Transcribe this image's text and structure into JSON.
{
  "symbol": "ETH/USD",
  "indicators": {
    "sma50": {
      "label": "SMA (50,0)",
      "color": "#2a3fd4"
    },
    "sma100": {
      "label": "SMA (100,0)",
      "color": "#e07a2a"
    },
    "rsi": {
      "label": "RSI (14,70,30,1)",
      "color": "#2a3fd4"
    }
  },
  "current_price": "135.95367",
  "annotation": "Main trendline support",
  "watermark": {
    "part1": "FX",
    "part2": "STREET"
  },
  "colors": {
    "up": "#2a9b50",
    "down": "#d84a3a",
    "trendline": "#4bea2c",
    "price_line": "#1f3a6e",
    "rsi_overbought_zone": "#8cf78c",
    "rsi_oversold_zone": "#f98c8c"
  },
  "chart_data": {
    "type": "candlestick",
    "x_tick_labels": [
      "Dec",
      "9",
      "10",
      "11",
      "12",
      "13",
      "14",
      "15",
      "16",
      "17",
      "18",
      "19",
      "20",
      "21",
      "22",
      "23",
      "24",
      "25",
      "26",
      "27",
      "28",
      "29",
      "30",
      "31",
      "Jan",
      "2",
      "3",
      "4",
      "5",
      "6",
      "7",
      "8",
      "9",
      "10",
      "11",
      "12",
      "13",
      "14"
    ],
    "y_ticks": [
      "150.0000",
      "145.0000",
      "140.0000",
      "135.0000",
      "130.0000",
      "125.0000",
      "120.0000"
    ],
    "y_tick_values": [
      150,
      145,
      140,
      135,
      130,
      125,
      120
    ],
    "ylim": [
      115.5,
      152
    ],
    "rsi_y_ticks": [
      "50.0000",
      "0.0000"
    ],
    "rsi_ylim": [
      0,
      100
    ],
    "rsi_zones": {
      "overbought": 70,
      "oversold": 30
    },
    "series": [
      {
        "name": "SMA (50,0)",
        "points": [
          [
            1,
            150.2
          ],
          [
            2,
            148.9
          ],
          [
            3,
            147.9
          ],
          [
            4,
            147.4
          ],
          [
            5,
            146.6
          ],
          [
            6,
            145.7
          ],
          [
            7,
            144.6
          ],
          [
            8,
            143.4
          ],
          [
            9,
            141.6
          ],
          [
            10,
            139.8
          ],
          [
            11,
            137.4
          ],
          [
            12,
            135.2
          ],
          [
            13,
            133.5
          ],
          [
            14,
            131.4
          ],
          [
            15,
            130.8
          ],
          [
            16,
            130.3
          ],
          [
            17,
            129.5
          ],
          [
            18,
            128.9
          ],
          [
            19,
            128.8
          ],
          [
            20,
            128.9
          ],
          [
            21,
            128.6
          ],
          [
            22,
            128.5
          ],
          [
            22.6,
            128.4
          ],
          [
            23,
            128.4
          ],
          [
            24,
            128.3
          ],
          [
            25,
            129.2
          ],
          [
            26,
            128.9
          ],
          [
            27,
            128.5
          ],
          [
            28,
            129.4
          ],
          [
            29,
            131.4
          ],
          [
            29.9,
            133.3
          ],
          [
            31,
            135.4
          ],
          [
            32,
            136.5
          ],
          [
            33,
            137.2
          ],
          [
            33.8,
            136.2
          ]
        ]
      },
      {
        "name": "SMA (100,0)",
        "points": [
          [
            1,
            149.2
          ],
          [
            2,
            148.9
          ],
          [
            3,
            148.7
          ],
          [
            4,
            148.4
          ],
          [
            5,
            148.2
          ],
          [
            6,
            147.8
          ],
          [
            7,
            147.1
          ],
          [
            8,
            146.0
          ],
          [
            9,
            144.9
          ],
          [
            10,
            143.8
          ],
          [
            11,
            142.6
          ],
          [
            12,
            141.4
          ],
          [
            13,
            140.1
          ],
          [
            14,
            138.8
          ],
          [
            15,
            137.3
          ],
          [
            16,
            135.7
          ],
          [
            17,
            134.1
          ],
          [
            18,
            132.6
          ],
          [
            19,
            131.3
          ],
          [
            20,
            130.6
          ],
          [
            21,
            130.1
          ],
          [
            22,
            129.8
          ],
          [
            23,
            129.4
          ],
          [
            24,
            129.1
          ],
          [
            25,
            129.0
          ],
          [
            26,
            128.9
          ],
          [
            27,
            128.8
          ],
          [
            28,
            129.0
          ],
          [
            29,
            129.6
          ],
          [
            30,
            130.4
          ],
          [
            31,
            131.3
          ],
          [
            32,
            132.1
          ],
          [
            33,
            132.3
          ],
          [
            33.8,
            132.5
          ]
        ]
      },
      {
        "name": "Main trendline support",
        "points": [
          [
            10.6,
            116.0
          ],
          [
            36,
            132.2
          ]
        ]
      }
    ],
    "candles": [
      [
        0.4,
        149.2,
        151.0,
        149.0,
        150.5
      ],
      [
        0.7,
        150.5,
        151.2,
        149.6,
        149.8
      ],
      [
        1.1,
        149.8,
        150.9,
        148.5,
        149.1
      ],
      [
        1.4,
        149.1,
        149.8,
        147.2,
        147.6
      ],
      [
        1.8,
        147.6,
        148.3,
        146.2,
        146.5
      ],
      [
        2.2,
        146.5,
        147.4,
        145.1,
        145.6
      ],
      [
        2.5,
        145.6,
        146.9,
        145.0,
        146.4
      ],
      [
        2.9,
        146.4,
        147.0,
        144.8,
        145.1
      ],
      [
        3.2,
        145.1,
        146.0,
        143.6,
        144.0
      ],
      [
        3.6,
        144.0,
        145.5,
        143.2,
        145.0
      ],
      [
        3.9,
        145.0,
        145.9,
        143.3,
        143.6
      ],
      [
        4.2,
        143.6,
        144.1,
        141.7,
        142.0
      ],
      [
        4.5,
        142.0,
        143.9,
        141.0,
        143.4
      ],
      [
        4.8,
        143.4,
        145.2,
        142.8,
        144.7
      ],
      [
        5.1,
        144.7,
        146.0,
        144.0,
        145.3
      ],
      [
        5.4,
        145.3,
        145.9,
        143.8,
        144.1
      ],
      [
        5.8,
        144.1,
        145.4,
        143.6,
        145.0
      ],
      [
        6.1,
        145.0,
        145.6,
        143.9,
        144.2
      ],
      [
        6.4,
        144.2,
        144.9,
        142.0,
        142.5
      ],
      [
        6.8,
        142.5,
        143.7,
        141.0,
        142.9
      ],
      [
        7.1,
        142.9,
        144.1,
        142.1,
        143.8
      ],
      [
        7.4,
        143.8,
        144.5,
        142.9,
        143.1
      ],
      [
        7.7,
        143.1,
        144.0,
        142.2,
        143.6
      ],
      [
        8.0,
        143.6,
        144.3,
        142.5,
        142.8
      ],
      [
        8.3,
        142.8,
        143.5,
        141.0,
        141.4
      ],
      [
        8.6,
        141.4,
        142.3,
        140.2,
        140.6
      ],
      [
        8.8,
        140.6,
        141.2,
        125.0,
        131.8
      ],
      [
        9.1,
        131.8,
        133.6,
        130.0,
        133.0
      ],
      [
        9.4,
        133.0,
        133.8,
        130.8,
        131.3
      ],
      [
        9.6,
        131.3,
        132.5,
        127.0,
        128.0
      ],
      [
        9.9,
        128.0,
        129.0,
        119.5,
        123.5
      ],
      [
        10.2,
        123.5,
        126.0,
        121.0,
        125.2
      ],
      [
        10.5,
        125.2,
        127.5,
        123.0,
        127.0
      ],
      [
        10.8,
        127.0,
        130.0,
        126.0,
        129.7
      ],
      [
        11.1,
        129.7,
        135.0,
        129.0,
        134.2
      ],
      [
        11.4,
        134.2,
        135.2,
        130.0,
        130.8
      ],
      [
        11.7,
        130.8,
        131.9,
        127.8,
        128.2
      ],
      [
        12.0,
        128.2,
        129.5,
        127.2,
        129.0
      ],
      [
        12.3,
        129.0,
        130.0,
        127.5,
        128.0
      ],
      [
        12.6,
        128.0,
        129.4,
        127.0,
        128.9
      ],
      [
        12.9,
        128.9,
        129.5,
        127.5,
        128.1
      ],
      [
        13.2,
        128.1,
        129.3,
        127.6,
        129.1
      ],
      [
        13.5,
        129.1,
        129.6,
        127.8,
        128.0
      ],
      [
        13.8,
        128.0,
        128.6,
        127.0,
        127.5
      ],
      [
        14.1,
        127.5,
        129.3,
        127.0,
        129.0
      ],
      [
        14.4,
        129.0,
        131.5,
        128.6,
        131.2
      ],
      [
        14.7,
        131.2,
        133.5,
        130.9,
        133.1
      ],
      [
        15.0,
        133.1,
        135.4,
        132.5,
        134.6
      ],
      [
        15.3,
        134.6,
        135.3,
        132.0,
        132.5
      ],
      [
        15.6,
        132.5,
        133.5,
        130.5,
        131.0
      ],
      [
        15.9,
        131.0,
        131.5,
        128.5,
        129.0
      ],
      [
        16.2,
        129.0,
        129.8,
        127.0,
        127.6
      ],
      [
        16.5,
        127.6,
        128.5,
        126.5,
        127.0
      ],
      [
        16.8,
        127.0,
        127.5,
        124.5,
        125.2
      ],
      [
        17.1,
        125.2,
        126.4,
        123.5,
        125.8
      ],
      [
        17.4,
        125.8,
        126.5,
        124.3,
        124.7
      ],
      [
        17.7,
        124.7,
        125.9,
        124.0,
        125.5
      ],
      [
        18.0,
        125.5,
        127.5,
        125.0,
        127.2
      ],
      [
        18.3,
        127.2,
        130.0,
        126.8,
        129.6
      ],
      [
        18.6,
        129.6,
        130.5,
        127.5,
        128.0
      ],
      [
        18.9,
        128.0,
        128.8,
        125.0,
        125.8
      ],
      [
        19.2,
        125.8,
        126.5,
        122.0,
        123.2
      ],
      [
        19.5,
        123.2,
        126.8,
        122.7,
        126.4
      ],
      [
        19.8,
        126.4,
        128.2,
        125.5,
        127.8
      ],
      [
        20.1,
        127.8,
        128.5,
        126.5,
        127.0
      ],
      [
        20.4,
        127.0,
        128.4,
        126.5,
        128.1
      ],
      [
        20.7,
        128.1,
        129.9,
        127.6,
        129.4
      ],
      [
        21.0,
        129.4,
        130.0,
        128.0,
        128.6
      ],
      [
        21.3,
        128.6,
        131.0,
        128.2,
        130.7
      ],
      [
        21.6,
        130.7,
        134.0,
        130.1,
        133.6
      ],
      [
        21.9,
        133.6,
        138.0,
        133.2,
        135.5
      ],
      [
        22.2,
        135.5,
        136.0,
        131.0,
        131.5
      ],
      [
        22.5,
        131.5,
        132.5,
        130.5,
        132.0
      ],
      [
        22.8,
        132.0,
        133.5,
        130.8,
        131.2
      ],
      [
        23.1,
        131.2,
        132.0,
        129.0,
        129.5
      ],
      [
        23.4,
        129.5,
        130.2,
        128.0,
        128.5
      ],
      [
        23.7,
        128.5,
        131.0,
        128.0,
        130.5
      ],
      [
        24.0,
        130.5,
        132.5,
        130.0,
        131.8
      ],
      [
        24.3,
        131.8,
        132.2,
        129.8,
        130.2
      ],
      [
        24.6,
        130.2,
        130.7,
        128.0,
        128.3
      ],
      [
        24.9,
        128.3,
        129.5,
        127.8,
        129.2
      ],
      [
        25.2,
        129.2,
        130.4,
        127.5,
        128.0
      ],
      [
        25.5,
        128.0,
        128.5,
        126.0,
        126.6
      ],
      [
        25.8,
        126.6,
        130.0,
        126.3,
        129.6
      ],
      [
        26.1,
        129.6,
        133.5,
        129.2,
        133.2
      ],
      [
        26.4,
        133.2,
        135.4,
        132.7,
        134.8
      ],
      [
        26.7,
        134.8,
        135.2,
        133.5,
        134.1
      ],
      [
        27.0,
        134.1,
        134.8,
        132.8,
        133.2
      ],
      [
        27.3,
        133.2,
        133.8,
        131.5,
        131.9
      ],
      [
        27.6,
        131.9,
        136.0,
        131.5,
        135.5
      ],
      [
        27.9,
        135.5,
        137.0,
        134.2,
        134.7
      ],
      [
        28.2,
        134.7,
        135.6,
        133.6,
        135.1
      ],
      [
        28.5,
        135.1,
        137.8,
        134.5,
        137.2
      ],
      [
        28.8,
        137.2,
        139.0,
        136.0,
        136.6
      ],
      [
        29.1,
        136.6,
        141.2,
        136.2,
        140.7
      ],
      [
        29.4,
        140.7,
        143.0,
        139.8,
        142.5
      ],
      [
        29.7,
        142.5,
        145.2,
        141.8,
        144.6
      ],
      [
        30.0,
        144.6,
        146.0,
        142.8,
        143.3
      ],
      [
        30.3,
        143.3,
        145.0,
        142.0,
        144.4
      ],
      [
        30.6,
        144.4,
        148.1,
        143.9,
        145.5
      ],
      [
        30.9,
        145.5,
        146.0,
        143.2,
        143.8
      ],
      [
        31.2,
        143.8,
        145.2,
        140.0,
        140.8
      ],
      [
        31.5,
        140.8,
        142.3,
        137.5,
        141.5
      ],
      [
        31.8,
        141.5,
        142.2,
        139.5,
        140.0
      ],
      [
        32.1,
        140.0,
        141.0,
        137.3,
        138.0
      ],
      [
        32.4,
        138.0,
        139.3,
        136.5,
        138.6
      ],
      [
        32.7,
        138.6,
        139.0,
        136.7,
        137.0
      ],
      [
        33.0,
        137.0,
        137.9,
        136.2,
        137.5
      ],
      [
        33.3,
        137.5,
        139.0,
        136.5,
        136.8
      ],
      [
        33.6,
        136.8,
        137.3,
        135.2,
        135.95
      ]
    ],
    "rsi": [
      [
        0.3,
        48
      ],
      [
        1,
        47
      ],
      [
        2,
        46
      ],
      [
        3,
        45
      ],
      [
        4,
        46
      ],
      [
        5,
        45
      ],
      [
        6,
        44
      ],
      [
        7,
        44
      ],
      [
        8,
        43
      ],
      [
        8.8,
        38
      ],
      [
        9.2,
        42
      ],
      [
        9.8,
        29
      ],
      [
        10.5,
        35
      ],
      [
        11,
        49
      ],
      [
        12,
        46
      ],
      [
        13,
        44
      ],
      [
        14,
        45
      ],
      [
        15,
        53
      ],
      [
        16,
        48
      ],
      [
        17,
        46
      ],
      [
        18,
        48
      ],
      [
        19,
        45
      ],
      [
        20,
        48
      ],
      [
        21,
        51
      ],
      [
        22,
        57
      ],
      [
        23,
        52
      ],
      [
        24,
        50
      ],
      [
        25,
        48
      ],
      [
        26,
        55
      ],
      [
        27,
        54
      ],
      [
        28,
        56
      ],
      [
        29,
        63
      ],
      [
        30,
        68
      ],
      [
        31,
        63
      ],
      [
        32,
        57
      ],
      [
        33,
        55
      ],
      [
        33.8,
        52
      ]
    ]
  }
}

● ● ●

Description of the task =>
Report every line containing the word "Main" from the listing above.

Result =>
  "annotation": "Main trendline support",
        "name": "Main trendline support",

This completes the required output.